- Extracted records
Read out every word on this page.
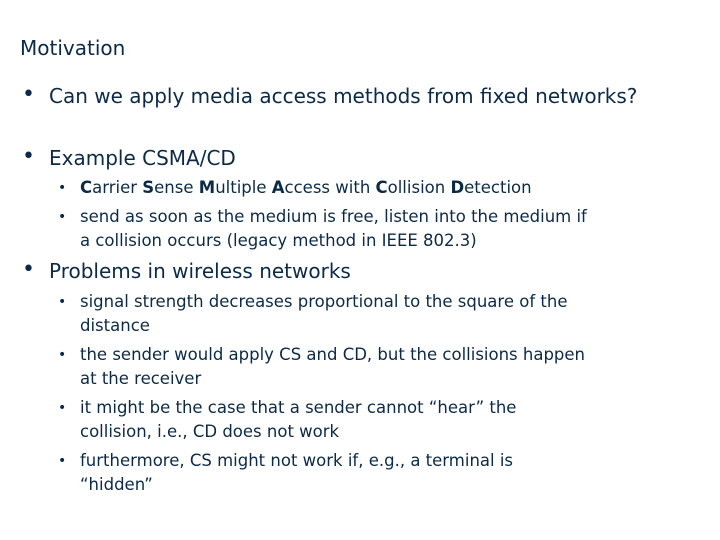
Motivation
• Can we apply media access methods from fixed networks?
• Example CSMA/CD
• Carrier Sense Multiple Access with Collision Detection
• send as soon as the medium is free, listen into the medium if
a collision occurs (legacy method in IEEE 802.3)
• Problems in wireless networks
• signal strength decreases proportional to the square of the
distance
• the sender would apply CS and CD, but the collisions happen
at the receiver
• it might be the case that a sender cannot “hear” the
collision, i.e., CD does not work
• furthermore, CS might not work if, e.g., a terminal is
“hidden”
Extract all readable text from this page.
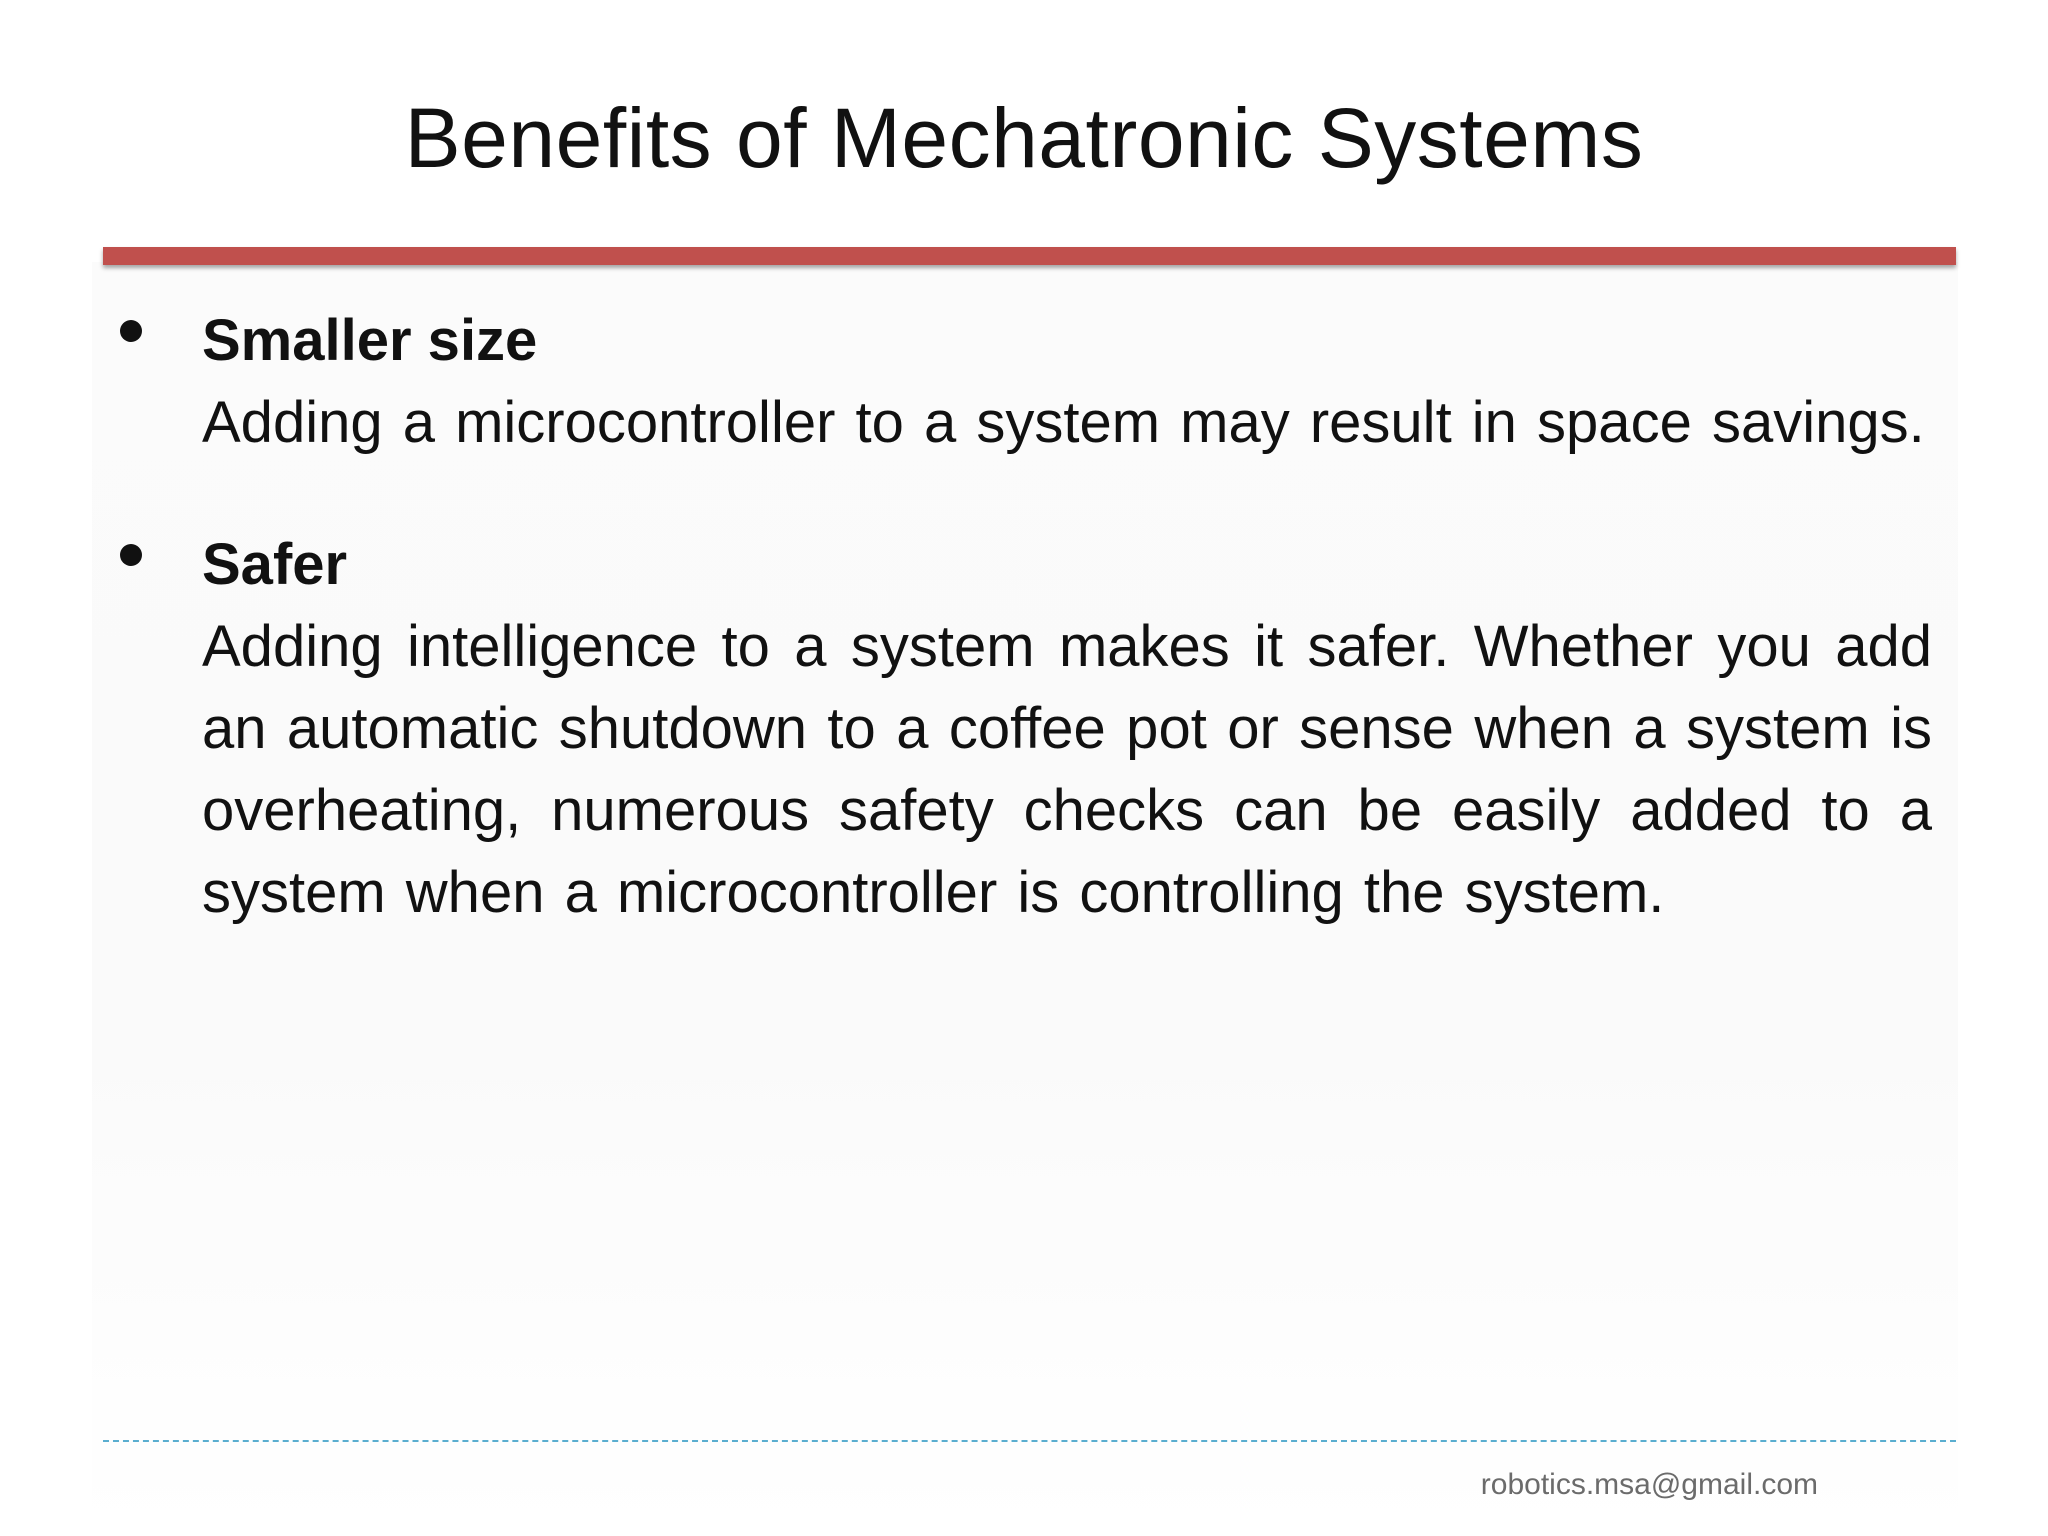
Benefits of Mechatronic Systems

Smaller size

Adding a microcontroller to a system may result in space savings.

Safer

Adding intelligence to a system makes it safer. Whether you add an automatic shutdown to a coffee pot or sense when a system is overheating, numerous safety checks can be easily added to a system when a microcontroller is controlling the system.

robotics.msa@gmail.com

- Task to complete
Pull every line containing "this" out of the records.

- Response
Read out every word on this page.
Extract all readable text from this page.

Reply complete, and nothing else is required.